> Page:

============================================================

Web3D technology has been widely used to build many educational virtual environments (EVEs). In the beginning, EVEs were used to create visual immersion-based virtual scene display cases, such as the Webtop system [9]. Besides, the researchers of EVEs are also concerned about user engagement, interaction, and collaboration, such as Web3D-based surgical training simulators for the treatment of trigeminal neuralgia [10], virtual space-time environments online [11], and virtual war online [12]. Users of the Web3D system can experience immersion in education, training, and tourism without leaving home at a low cost.

2.3. Web3D Rendering System

A real-time rendering system is the critical subsystem of a Web3D system, responsible for the 3D scene’s loading and rendering. We classify Web3D rendering systems into three categories based on which “side” the rendering task occurs.

2.3.1. Local Rendering System

This system puts the main rendering tasks on the Web browser. The server is responsible for storing and transmitting the 3D scene’s data without participating in rendering tasks. The VH system [7], virtual building system [8], and Webtop systems [9] mentioned above employ this kind of rendering system.

2.3.2. Remote Rendering System

This system puts the main rendering task on the servers and delivers the rendered results to the Web browser in the form of image steam. The web client is only used to display the rendering results without participating in rendering. This system is very suited for the Web3D application with high-quality rendering performance demand [4]. By avoiding the direct loading of 3D models on web browsers, the system can protect 3D models from illegal downloading by users [13].

============================================================

> Supplied material:
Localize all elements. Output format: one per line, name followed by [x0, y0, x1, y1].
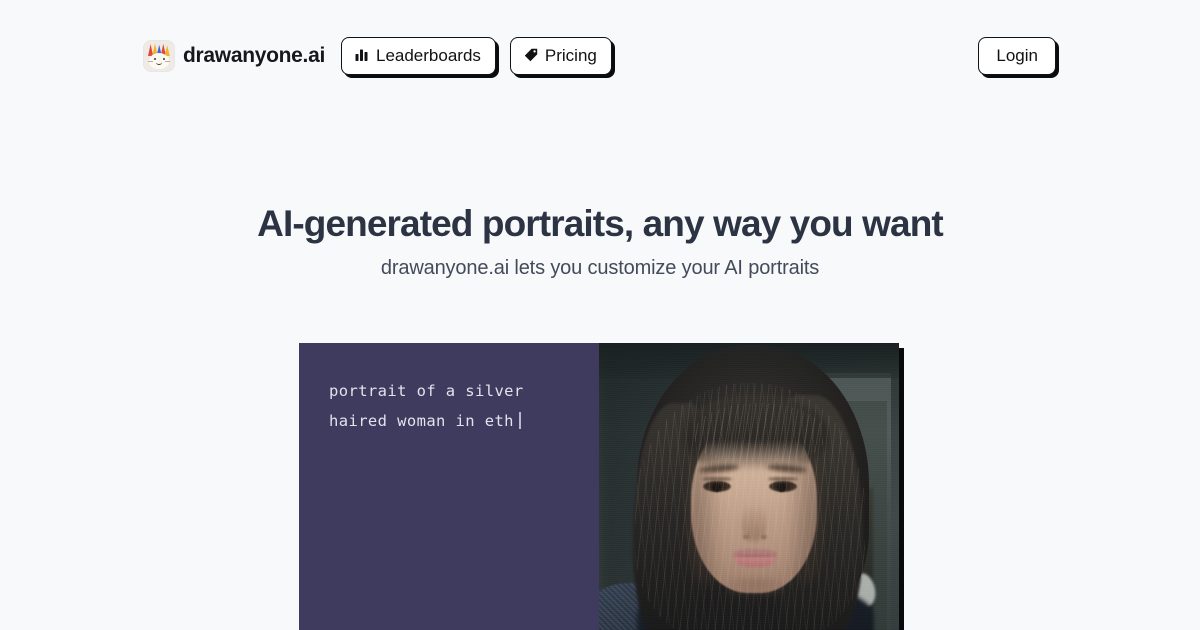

============================================================

> Short exercise 1:
In the Web3D passage, where does a remote rendering system place its main rendering task?
> Short exercise 2:
List the systems that the Web3D passage says employ a local rendering system.
> Short exercise 3:
Extend the Web3D passage past its final sentence.
The material comes from a different source than the Web3D passage.

> Result 1:
On the servers.

> Result 2:
The VH system, the virtual building system, and the Webtop systems.

> Result 3:
2.3.3. Hybrid Rendering System

This system combines the two systems described above and allows the Web-Client side and cloud-server side to render collaboratively. Such a system avoids the waste of front-end rendering resources and guarantees the execution of expensive rendering tasks. This kind of system is widely used to study lighting rendering in dynamic scenes.

The Cloud Light system first proposed allocating lighting rendering tasks [14]. Remote Asynchronous Indirect Lighting (RADL) implements viewpoint-independent collaborative lighting rendering [15]. Shading Atlas Streaming (SAS) [16] puts all shading calculations in the cloud to complete and uses the Shading Atlas mechanism of Virtual Texture for storage. Also, the Cloud Baking system (CB system) proposed by ourselves is a typical hybrid rendering system [1, 2].

2.4. Generative Adversarial Networks

The GAN represents a deep learning model based on two sets of the neural network, generator, and discriminator, for game-based mutual learning to generate the desired output. Since the suggestion of Goodfellow et al. was proposed [17], GAN has achieved remarkable results in the areas of “image to image” translation [18, 19], style transfer [20], super-resolution [21], and 3D model generation [22, 23], etc. The research into the image-to-image translation field provides us with a direct motivation to replace the image-based pre-rendering mechanism and the real-time rendering at the cloud server with GAN. In doing so, the images generated by the cloud server will be saved in the cloud server for training the relevant GAN model, and the generative model ends up being sent to the web client to generate the global illumination map (GI map).

3. System Architecture

Based on our CloudBaking (CB) [2], we present an intelligent remote rendering system called the Intelligent CloudBaking (ICB). For completeness, we offer the whole pipeline and workflow of the ICB system and focus on the ICB system’s advancement compared to the CB system. As the CB system, the ICB system also consists of two separate rendering systems: the Web-Client system and the Cloud-Server system. The protocol for connecting the two systems is also WebSocket, as shown in Figure 1.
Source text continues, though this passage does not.